──────── Task inputs ────────
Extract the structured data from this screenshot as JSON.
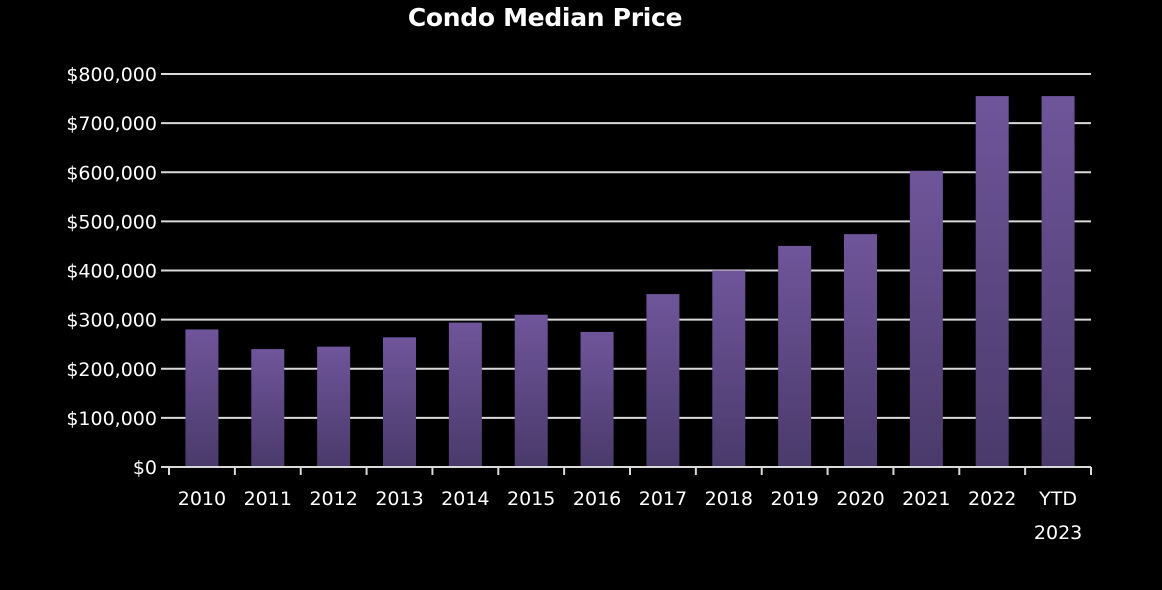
{
  "chart_data": {
    "type": "bar",
    "title": "Condo Median Price",
    "xlabel": "",
    "ylabel": "",
    "categories": [
      "2010",
      "2011",
      "2012",
      "2013",
      "2014",
      "2015",
      "2016",
      "2017",
      "2018",
      "2019",
      "2020",
      "2021",
      "2022",
      "YTD 2023"
    ],
    "values": [
      280000,
      240000,
      245000,
      264000,
      294000,
      310000,
      275000,
      352000,
      400000,
      450000,
      474000,
      603000,
      755000,
      755000
    ],
    "ylim": [
      0,
      800000
    ],
    "yticks": [
      "$0",
      "$100,000",
      "$200,000",
      "$300,000",
      "$400,000",
      "$500,000",
      "$600,000",
      "$700,000",
      "$800,000"
    ],
    "ytick_values": [
      0,
      100000,
      200000,
      300000,
      400000,
      500000,
      600000,
      700000,
      800000
    ],
    "grid": true,
    "legend": "none",
    "colors": {
      "background": "#000000",
      "bar_top": "#6f559a",
      "bar_bottom": "#4a3a6b",
      "grid": "#d9d9d9",
      "text": "#ffffff"
    }
  }
}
────────
# [Problem description]
All of the data needs repeating exactly, but the pictures do not.

# [Task answer]
Extract the structured data from this screenshot as JSON.
{
  "chart_data": {
    "type": "bar",
    "title": "Condo Median Price",
    "xlabel": "",
    "ylabel": "",
    "categories": [
      "2010",
      "2011",
      "2012",
      "2013",
      "2014",
      "2015",
      "2016",
      "2017",
      "2018",
      "2019",
      "2020",
      "2021",
      "2022",
      "YTD 2023"
    ],
    "values": [
      280000,
      240000,
      245000,
      264000,
      294000,
      310000,
      275000,
      352000,
      400000,
      450000,
      474000,
      603000,
      755000,
      755000
    ],
    "ylim": [
      0,
      800000
    ],
    "yticks": [
      "$0",
      "$100,000",
      "$200,000",
      "$300,000",
      "$400,000",
      "$500,000",
      "$600,000",
      "$700,000",
      "$800,000"
    ],
    "ytick_values": [
      0,
      100000,
      200000,
      300000,
      400000,
      500000,
      600000,
      700000,
      800000
    ],
    "grid": true,
    "legend": "none",
    "colors": {
      "background": "#000000",
      "bar_top": "#6f559a",
      "bar_bottom": "#4a3a6b",
      "grid": "#d9d9d9",
      "text": "#ffffff"
    }
  }
}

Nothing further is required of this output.